**Collection entries:**

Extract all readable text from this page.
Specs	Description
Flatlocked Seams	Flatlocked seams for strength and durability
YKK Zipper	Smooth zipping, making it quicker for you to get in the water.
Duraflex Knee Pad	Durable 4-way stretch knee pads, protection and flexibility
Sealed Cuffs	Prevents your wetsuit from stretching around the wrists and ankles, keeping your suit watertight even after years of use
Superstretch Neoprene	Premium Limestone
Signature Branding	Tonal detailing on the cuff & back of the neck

**SET PROBLEM:**
Among the lines of the material, find those that hold the word "from" and copy them.

**TASK ANSWER:**
Extract all readable text from this page.
Sealed Cuffs	Prevents your wetsuit from stretching around the wrists and ankles, keeping your suit watertight even after years of use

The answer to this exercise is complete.